:: Given exercise ::
Scan the material and copy every line in which "JSON" appears.

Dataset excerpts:
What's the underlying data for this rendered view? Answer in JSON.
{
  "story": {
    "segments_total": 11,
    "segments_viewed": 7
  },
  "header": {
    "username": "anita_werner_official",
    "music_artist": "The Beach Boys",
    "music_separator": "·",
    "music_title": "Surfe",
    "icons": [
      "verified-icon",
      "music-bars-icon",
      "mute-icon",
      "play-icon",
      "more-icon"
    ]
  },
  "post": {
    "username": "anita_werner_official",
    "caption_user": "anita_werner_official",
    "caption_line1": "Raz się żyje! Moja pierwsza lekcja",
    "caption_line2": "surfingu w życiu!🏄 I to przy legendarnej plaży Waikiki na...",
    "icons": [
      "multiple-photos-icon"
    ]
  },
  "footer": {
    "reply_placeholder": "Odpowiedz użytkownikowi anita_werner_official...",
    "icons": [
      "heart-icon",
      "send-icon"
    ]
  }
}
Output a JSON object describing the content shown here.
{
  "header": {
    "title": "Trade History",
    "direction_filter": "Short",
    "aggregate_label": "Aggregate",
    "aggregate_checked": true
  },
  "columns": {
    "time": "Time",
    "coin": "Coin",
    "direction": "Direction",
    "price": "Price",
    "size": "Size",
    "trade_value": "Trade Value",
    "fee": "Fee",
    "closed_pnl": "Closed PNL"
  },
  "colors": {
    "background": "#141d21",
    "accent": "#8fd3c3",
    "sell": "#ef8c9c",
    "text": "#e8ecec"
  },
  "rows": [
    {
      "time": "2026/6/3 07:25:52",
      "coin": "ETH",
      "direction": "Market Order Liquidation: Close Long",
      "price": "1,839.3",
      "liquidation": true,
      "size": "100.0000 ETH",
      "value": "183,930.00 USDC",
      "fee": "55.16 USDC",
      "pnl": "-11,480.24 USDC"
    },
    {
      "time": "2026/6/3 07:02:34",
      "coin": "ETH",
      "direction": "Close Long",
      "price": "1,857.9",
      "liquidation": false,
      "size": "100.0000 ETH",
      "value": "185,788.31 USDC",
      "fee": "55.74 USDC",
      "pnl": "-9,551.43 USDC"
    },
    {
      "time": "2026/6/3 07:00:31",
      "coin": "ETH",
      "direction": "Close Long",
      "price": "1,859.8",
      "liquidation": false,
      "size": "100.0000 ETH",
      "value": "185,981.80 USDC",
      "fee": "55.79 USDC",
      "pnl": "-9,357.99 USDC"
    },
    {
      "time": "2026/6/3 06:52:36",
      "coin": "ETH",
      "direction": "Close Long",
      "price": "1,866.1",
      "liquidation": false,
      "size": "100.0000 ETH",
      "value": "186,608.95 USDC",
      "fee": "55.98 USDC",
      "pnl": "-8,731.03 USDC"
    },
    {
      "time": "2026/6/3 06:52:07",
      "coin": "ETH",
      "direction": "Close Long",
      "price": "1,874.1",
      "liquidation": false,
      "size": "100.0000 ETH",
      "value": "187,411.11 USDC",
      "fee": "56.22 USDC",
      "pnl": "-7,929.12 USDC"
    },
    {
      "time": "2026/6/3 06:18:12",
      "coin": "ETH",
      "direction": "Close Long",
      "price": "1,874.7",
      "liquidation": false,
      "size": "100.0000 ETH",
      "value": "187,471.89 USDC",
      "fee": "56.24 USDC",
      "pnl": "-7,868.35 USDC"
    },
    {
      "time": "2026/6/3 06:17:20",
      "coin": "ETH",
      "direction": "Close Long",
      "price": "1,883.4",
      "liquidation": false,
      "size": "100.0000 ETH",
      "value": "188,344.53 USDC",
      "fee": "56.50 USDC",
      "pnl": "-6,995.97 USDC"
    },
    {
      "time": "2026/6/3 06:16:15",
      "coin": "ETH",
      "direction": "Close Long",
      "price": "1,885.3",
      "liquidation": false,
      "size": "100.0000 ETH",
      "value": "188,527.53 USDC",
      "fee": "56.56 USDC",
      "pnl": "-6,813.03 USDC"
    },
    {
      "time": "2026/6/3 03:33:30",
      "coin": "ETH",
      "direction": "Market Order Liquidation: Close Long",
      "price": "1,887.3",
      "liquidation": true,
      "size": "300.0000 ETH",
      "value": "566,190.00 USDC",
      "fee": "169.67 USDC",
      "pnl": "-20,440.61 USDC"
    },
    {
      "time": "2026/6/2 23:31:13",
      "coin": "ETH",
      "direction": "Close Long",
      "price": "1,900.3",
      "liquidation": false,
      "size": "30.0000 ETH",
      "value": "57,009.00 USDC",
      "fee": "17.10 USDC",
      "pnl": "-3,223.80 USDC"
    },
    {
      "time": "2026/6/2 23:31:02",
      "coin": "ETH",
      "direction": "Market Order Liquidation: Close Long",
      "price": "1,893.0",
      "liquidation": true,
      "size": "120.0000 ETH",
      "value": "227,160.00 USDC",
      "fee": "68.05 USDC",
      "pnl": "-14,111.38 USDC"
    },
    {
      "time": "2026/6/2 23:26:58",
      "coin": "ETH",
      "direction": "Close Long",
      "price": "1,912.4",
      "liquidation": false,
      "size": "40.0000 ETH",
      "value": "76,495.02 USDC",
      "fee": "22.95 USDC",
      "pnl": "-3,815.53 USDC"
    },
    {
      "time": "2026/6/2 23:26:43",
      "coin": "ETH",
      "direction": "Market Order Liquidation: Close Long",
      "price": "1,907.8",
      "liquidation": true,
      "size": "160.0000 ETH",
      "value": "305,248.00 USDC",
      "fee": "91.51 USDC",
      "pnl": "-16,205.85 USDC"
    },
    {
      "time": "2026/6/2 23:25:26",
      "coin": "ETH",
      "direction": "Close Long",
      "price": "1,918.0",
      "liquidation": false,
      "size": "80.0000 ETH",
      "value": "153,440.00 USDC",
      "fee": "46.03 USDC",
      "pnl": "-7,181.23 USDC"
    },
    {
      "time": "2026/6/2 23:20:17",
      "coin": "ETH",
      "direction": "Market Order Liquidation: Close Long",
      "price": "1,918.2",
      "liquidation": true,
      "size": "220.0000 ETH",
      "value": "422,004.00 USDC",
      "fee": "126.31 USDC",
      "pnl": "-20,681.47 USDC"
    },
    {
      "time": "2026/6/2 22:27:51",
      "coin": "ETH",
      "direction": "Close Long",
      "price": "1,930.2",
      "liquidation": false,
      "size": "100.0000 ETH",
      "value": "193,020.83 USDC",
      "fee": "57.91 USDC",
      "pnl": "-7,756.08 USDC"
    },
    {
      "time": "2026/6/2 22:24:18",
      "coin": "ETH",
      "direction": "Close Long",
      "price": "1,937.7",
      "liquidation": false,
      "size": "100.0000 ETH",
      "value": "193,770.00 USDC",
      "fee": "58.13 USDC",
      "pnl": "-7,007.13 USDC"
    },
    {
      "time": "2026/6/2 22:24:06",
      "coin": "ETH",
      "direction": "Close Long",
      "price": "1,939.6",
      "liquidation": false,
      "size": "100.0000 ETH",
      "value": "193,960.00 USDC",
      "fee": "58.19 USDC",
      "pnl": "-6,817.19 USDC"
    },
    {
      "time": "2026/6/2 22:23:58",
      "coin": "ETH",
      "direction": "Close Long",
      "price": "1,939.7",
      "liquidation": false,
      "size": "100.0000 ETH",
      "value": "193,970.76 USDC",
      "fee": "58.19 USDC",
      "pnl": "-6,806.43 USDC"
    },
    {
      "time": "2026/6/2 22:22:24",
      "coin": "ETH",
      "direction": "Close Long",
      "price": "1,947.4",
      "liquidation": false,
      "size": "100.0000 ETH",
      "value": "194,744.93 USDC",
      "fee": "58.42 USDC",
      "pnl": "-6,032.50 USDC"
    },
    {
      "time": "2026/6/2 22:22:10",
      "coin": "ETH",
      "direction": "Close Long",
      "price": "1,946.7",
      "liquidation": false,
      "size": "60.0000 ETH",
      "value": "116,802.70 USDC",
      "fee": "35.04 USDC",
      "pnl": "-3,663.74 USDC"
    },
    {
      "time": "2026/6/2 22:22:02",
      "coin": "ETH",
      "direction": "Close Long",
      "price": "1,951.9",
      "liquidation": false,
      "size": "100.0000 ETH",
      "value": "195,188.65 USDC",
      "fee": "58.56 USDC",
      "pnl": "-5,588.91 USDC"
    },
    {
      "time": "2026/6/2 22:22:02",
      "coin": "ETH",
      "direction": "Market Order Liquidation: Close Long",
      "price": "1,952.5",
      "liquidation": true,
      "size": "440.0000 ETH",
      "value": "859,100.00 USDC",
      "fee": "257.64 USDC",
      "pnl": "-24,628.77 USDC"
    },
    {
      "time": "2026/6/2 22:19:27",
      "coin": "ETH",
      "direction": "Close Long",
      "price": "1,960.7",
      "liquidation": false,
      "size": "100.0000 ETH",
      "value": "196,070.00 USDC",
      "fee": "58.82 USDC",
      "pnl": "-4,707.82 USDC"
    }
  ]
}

:: Worked answer ::
What's the underlying data for this rendered view? Answer in JSON.
Output a JSON object describing the content shown here.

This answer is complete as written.